→ Set exercise: Copy each line of the material below that includes the string "title".
** START **
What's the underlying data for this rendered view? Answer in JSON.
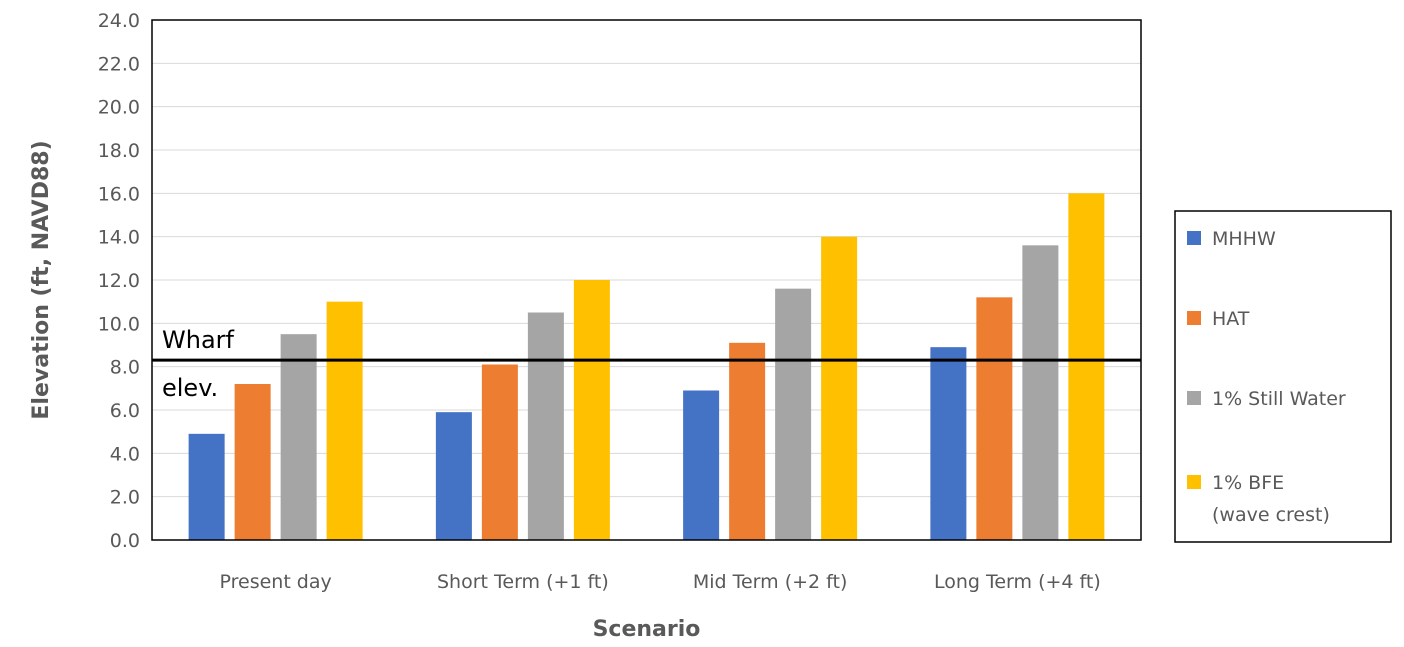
{
  "chart_data": {
    "type": "bar",
    "title": "",
    "xlabel": "Scenario",
    "ylabel": "Elevation (ft, NAVD88)",
    "ylim": [
      0,
      24
    ],
    "ytick_step": 2,
    "ytick_labels": [
      "0.0",
      "2.0",
      "4.0",
      "6.0",
      "8.0",
      "10.0",
      "12.0",
      "14.0",
      "16.0",
      "18.0",
      "20.0",
      "22.0",
      "24.0"
    ],
    "grid": true,
    "legend_position": "right",
    "categories": [
      "Present day",
      "Short Term (+1 ft)",
      "Mid Term (+2 ft)",
      "Long Term (+4 ft)"
    ],
    "series": [
      {
        "name": "MHHW",
        "color": "#4472C4",
        "values": [
          4.9,
          5.9,
          6.9,
          8.9
        ]
      },
      {
        "name": "HAT",
        "color": "#ED7D31",
        "values": [
          7.2,
          8.1,
          9.1,
          11.2
        ]
      },
      {
        "name": "1% Still Water",
        "color": "#A5A5A5",
        "values": [
          9.5,
          10.5,
          11.6,
          13.6
        ]
      },
      {
        "name": "1% BFE (wave crest)",
        "name_lines": [
          "1% BFE",
          "(wave crest)"
        ],
        "color": "#FFC000",
        "values": [
          11.0,
          12.0,
          14.0,
          16.0
        ]
      }
    ],
    "reference_line": {
      "value": 8.3,
      "label_lines": [
        "Wharf",
        "elev."
      ],
      "color": "#000000"
    }
  }
}
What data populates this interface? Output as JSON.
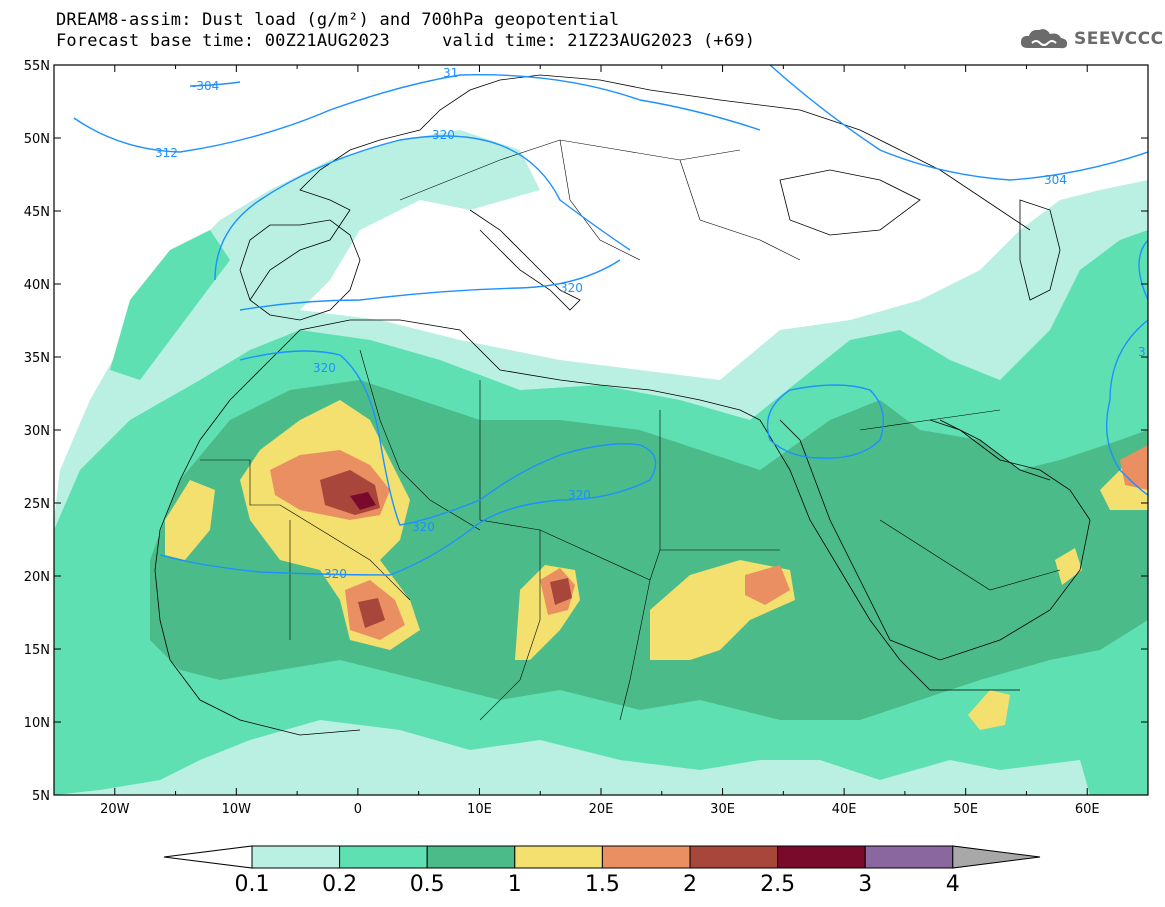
{
  "title": {
    "line1": "DREAM8-assim: Dust load (g/m²) and 700hPa geopotential",
    "line2": "Forecast base time: 00Z21AUG2023     valid time: 21Z23AUG2023 (+69)"
  },
  "logo": {
    "text": "SEEVCCC",
    "icon": "cloud-icon"
  },
  "map": {
    "lon_range": [
      -25,
      65
    ],
    "lat_range": [
      5,
      55
    ],
    "lon_ticks": [
      "20W",
      "10W",
      "0",
      "10E",
      "20E",
      "30E",
      "40E",
      "50E",
      "60E"
    ],
    "lat_ticks": [
      "5N",
      "10N",
      "15N",
      "20N",
      "25N",
      "30N",
      "35N",
      "40N",
      "45N",
      "50N",
      "55N"
    ],
    "contour_labels": [
      "-304",
      "312",
      "31",
      "320",
      "320",
      "320",
      "320",
      "320",
      "320",
      "304",
      "3"
    ]
  },
  "colorbar": {
    "levels": [
      "0.1",
      "0.2",
      "0.5",
      "1",
      "1.5",
      "2",
      "2.5",
      "3",
      "4"
    ],
    "colors": [
      "#ffffff",
      "#b9f0e2",
      "#5ee0b2",
      "#4cbb8a",
      "#f3e06e",
      "#ea8f62",
      "#a9463b",
      "#7a0a2c",
      "#8b67a0",
      "#a8a8a8"
    ]
  },
  "colors": {
    "geopotential_contour": "#1e90ff",
    "borders": "#000000"
  }
}
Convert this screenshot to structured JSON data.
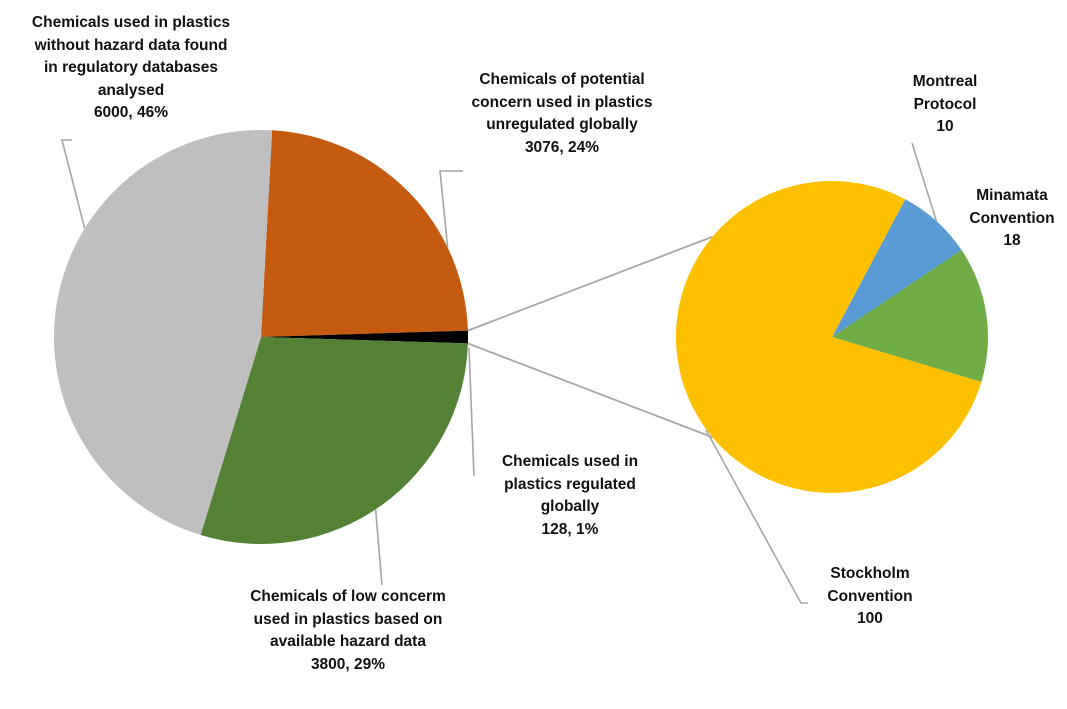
{
  "chart_data": [
    {
      "type": "pie",
      "title": "",
      "slices": [
        {
          "key": "unregulated",
          "lines": [
            "Chemicals of potential",
            "concern used in plastics",
            "unregulated globally",
            "3076, 24%"
          ],
          "value": 3076,
          "percent": 24,
          "color": "#C55A11"
        },
        {
          "key": "regulated",
          "lines": [
            "Chemicals used in",
            "plastics regulated",
            "globally",
            "128, 1%"
          ],
          "value": 128,
          "percent": 1,
          "color": "#000000"
        },
        {
          "key": "lowconcern",
          "lines": [
            "Chemicals of low concerm",
            "used in plastics based on",
            "available hazard data",
            "3800, 29%"
          ],
          "value": 3800,
          "percent": 29,
          "color": "#548235"
        },
        {
          "key": "nohazard",
          "lines": [
            "Chemicals used in plastics",
            "without hazard data found",
            "in regulatory databases",
            "analysed",
            "6000, 46%"
          ],
          "value": 6000,
          "percent": 46,
          "color": "#BFBFBF"
        }
      ]
    },
    {
      "type": "pie",
      "title": "",
      "slices": [
        {
          "key": "montreal",
          "lines": [
            "Montreal",
            "Protocol",
            "10"
          ],
          "value": 10,
          "color": "#5B9BD5"
        },
        {
          "key": "minamata",
          "lines": [
            "Minamata",
            "Convention",
            "18"
          ],
          "value": 18,
          "color": "#70AD47"
        },
        {
          "key": "stockholm",
          "lines": [
            "Stockholm",
            "Convention",
            "100"
          ],
          "value": 100,
          "color": "#FFC000"
        }
      ]
    }
  ]
}
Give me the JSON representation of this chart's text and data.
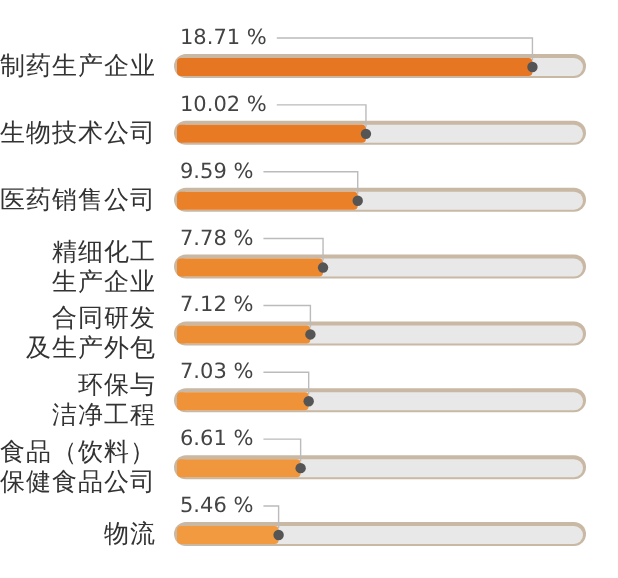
{
  "chart_data": {
    "type": "bar",
    "orientation": "horizontal",
    "categories": [
      "制药生产企业",
      "生物技术公司",
      "医药销售公司",
      "精细化工生产企业",
      "合同研发及生产外包",
      "环保与洁净工程",
      "食品（饮料）保健食品公司",
      "物流"
    ],
    "values": [
      18.71,
      10.02,
      9.59,
      7.78,
      7.12,
      7.03,
      6.61,
      5.46
    ],
    "value_labels": [
      "18.71 %",
      "10.02 %",
      "9.59 %",
      "7.78 %",
      "7.12 %",
      "7.03 %",
      "6.61 %",
      "5.46 %"
    ],
    "colors": [
      "#e67622",
      "#e87a24",
      "#ea8028",
      "#ec882e",
      "#ee8e34",
      "#ef9238",
      "#f0963c",
      "#f19a40"
    ]
  }
}
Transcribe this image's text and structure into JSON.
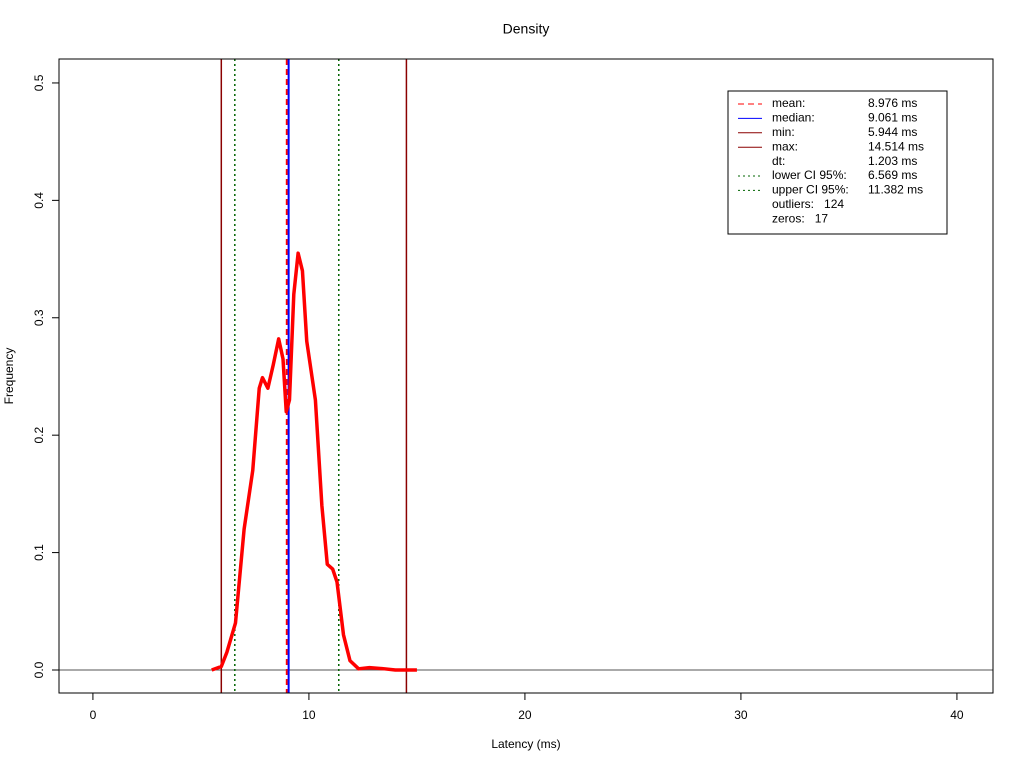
{
  "chart_data": {
    "type": "line",
    "title": "Density",
    "x_label": "Latency (ms)",
    "y_label": "Frequency",
    "series": [
      {
        "color": "#ff0000",
        "x": [
          5.5,
          5.944,
          6.2,
          6.6,
          7.0,
          7.4,
          7.7,
          7.85,
          8.1,
          8.35,
          8.6,
          8.8,
          8.95,
          9.1,
          9.3,
          9.5,
          9.7,
          9.9,
          10.3,
          10.6,
          10.85,
          11.1,
          11.3,
          11.6,
          11.9,
          12.3,
          12.8,
          13.5,
          14.0,
          15.0
        ],
        "values": [
          0.0,
          0.003,
          0.015,
          0.04,
          0.12,
          0.17,
          0.24,
          0.249,
          0.24,
          0.26,
          0.282,
          0.265,
          0.22,
          0.23,
          0.32,
          0.355,
          0.34,
          0.28,
          0.23,
          0.14,
          0.09,
          0.086,
          0.075,
          0.03,
          0.008,
          0.001,
          0.002,
          0.001,
          0.0,
          0.0
        ]
      }
    ],
    "legend_items": [
      {
        "name": "mean:",
        "value": 8.976,
        "value_label": "8.976 ms",
        "color": "#ff0000",
        "dash": "dashed"
      },
      {
        "name": "median:",
        "value": 9.061,
        "value_label": "9.061 ms",
        "color": "#0000ff",
        "dash": "solid"
      },
      {
        "name": "min:",
        "value": 5.944,
        "value_label": "5.944 ms",
        "color": "#8b0000",
        "dash": "solid"
      },
      {
        "name": "max:",
        "value": 14.514,
        "value_label": "14.514 ms",
        "color": "#8b0000",
        "dash": "solid"
      },
      {
        "name": "dt:",
        "value": 1.203,
        "value_label": "1.203 ms"
      },
      {
        "name": "lower CI 95%:",
        "value": 6.569,
        "value_label": "6.569 ms",
        "color": "#006400",
        "dash": "dotted"
      },
      {
        "name": "upper CI 95%:",
        "value": 11.382,
        "value_label": "11.382 ms",
        "color": "#006400",
        "dash": "dotted"
      },
      {
        "name": "outliers:",
        "value": 124
      },
      {
        "name": "zeros:",
        "value": 17
      }
    ],
    "xlim": [
      -1.57,
      41.67
    ],
    "xticks": [
      0,
      10,
      20,
      30,
      40
    ],
    "ylim": [
      -0.0196,
      0.5204
    ],
    "yticks": [
      {
        "value": 0,
        "label": "0.0"
      },
      0.1,
      0.2,
      0.3,
      0.4,
      0.5
    ],
    "legend_position": "top-right"
  }
}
** END **
→ Correct answer:
    "title": "",
  "title": {
      "title": "",
      "title": "",
    "title": "Density",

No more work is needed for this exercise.